→ Given passage:

— begin —

Tips for Tuning Hyperparameters

Our Omni3D configs are designed for multi-node training.

We follow a simple scaling rule for adjusting to different system configurations. We find that 16GB GPUs (e.g. V100s) can hold 4 images per batch when training with a DLA34 backbone. If $g$ is the number of GPUs, then the number of images per batch is $b = 4g$. Let's define $r$ to be the ratio between the recommended batch size $b_0$ and the actual batch size $b$, namely $r = b_0 / b$. The values for $b_0$ can be found in the configs. For instance, for the full Omni3D training $b_0 = 196$ as shown here. We scale the following hyperparameters as follows:

SOLVER.IMS_PER_BATCH $=b$
SOLVER.BASE_LR $/=r$
SOLVER.MAX_ITER $*=r$
SOLVER.STEPS $*=r$
SOLVER.WARMUP_ITERS $*=r$
TEST.EVAL_PERIOD $*=r$
VIS_PERIOD $*=r$

We tune the number of GPUs $g$ such that SOLVER.MAX_ITER is in a range between about 90 - 120k iterations. We cannot guarantee that all GPU configurations perform the same. We expect noticeable performance differences at extreme ends of resources (e.g. when using 1 GPU).

Inference on Omni3D

To evaluate trained models from Cube R-CNN's MODEL_ZOO.md, run

python tools/train_net.py \
  --eval-only --config-file cubercnn://omni3d/cubercnn_DLA34_FPN.yaml \
  MODEL.WEIGHTS cubercnn://omni3d/cubercnn_DLA34_FPN.pth \
  OUTPUT_DIR output/evaluation

Our evaluation is similar to COCO evaluation and uses $IoU_{3D}$ (from PyTorch3D) as a metric. We compute the aggregate 3D performance averaged across categories.

To run the evaluation on your own models outside of the Cube R-CNN evaluation loop, we recommending using the Omni3DEvaluationHelper class from our evaluation similar to how it is utilized here.

The evaluator relies on the detectron2 MetadataCatalog for keeping track of category names and contiguous IDs. Hence, it is important to set these variables appropriately.

# (list[str]) the category names in their contiguous order
MetadataCatalog.get('omni3d_model').thing_classes = ...

— end —

→ Source material:
— begin —

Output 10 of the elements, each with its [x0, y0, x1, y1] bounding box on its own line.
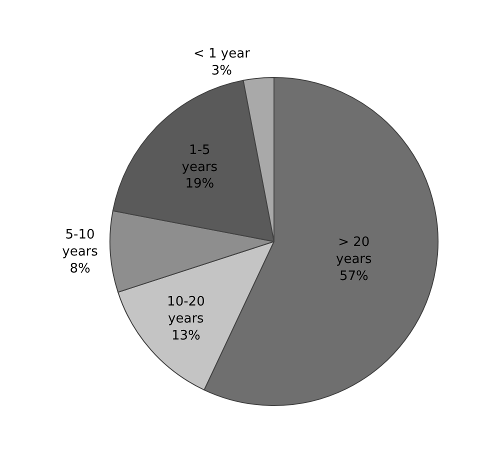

— end —

→ Written exercise:
According to the Omni3D guide, why do the MetadataCatalog variables need to be set appropriately? Answer in one to three sentences. Rely only on the Omni3D guide, not on the material.

→ Answer for the task:
The evaluator relies on the detectron2 MetadataCatalog to keep track of category names and contiguous IDs. For that reason, these variables must be set appropriately.